> **EXERCISE DIRECTIONS**
All of the material below is to be restated word for word, apart from the pictures.

STORED RECORDS start

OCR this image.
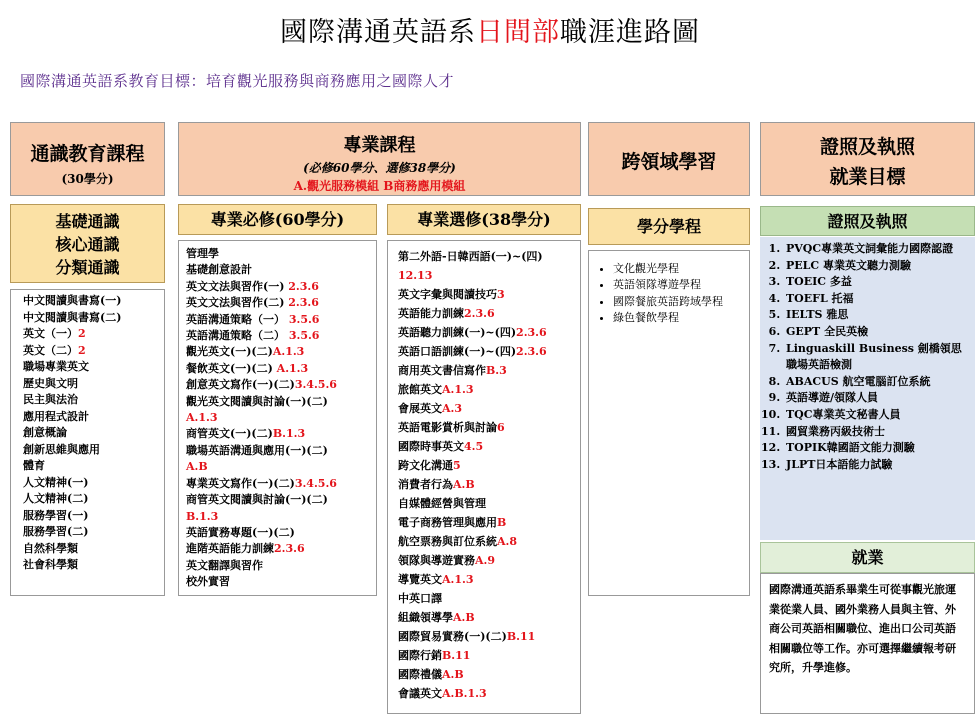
國際溝通英語系日間部職涯進路圖
國際溝通英語系教育目標：培育觀光服務與商務應用之國際人才
通識教育課程
(30學分)
基礎通識
核心通識
分類通識
中文閱讀與書寫(一)
中文閱讀與書寫(二)
英文（一）2
英文（二）2
職場專業英文
歷史與文明
民主與法治
應用程式設計
創意概論
創新思維與應用
體育
人文精神(一)
人文精神(二)
服務學習(一)
服務學習(二)
自然科學類
社會科學類
專業課程
(必修60學分、選修38學分)
A.觀光服務模組 B商務應用模組
專業必修(60學分)
管理學
基礎創意設計
英文文法與習作(一) 2.3.6
英文文法與習作(二) 2.3.6
英語溝通策略（一） 3.5.6
英語溝通策略（二） 3.5.6
觀光英文(一)(二)A.1.3
餐飲英文(一)(二) A.1.3
創意英文寫作(一)(二)3.4.5.6
觀光英文閱讀與討論(一)(二)
A.1.3
商管英文(一)(二)B.1.3
職場英語溝通與應用(一)(二)
A.B
專業英文寫作(一)(二)3.4.5.6
商管英文閱讀與討論(一)(二)
B.1.3
英語實務專題(一)(二)
進階英語能力訓練2.3.6
英文翻譯與習作
校外實習
專業選修(38學分)
第二外語-日韓西語(一)~(四)
12.13
英文字彙與閱讀技巧3
英語能力訓練2.3.6
英語聽力訓練(一)~(四)2.3.6
英語口語訓練(一)~(四)2.3.6
商用英文書信寫作B.3
旅館英文A.1.3
會展英文A.3
英語電影賞析與討論6
國際時事英文4.5
跨文化溝通5
消費者行為A.B
自媒體經營與管理
電子商務管理與應用B
航空票務與訂位系統A.8
領隊與導遊實務A.9
導覽英文A.1.3
中英口譯
組織領導學A.B
國際貿易實務(一)(二)B.11
國際行銷B.11
國際禮儀A.B
會議英文A.B.1.3
跨領域學習
學分學程
• 文化觀光學程
• 英語領隊導遊學程
• 國際餐旅英語跨域學程
• 綠色餐飲學程
證照及執照
就業目標
證照及執照
1. PVQC專業英文詞彙能力國際認證
2. PELC 專業英文聽力測驗
3. TOEIC 多益
4. TOEFL 托福
5. IELTS 雅思
6. GEPT 全民英檢
7. Linguaskill Business 劍橋領思職場英語檢測
8. ABACUS 航空電腦訂位系統
9. 英語導遊/領隊人員
10. TQC專業英文秘書人員
11. 國貿業務丙級技術士
12. TOPIK韓國語文能力測驗
13. JLPT日本語能力試驗
就業
國際溝通英語系畢業生可從事觀光旅運業從業人員、國外業務人員與主管、外商公司英語相關職位、進出口公司英語相關職位等工作。亦可選擇繼續報考研究所，升學進修。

STORED RECORDS end

> **SOLUTION**
OCR this image.
國際溝通英語系日間部職涯進路圖
國際溝通英語系教育目標：培育觀光服務與商務應用之國際人才
通識教育課程
(30學分)
基礎通識
核心通識
分類通識
中文閱讀與書寫(一)
中文閱讀與書寫(二)
英文（一）2
英文（二）2
職場專業英文
歷史與文明
民主與法治
應用程式設計
創意概論
創新思維與應用
體育
人文精神(一)
人文精神(二)
服務學習(一)
服務學習(二)
自然科學類
社會科學類
專業課程
(必修60學分、選修38學分)
A.觀光服務模組 B商務應用模組
專業必修(60學分)
管理學
基礎創意設計
英文文法與習作(一) 2.3.6
英文文法與習作(二) 2.3.6
英語溝通策略（一） 3.5.6
英語溝通策略（二） 3.5.6
觀光英文(一)(二)A.1.3
餐飲英文(一)(二) A.1.3
創意英文寫作(一)(二)3.4.5.6
觀光英文閱讀與討論(一)(二)
A.1.3
商管英文(一)(二)B.1.3
職場英語溝通與應用(一)(二)
A.B
專業英文寫作(一)(二)3.4.5.6
商管英文閱讀與討論(一)(二)
B.1.3
英語實務專題(一)(二)
進階英語能力訓練2.3.6
英文翻譯與習作
校外實習
專業選修(38學分)
第二外語-日韓西語(一)~(四)
12.13
英文字彙與閱讀技巧3
英語能力訓練2.3.6
英語聽力訓練(一)~(四)2.3.6
英語口語訓練(一)~(四)2.3.6
商用英文書信寫作B.3
旅館英文A.1.3
會展英文A.3
英語電影賞析與討論6
國際時事英文4.5
跨文化溝通5
消費者行為A.B
自媒體經營與管理
電子商務管理與應用B
航空票務與訂位系統A.8
領隊與導遊實務A.9
導覽英文A.1.3
中英口譯
組織領導學A.B
國際貿易實務(一)(二)B.11
國際行銷B.11
國際禮儀A.B
會議英文A.B.1.3
跨領域學習
學分學程
• 文化觀光學程
• 英語領隊導遊學程
• 國際餐旅英語跨域學程
• 綠色餐飲學程
證照及執照
就業目標
證照及執照
1. PVQC專業英文詞彙能力國際認證
2. PELC 專業英文聽力測驗
3. TOEIC 多益
4. TOEFL 托福
5. IELTS 雅思
6. GEPT 全民英檢
7. Linguaskill Business 劍橋領思職場英語檢測
8. ABACUS 航空電腦訂位系統
9. 英語導遊/領隊人員
10. TQC專業英文秘書人員
11. 國貿業務丙級技術士
12. TOPIK韓國語文能力測驗
13. JLPT日本語能力試驗
就業
國際溝通英語系畢業生可從事觀光旅運業從業人員、國外業務人員與主管、外商公司英語相關職位、進出口公司英語相關職位等工作。亦可選擇繼續報考研究所，升學進修。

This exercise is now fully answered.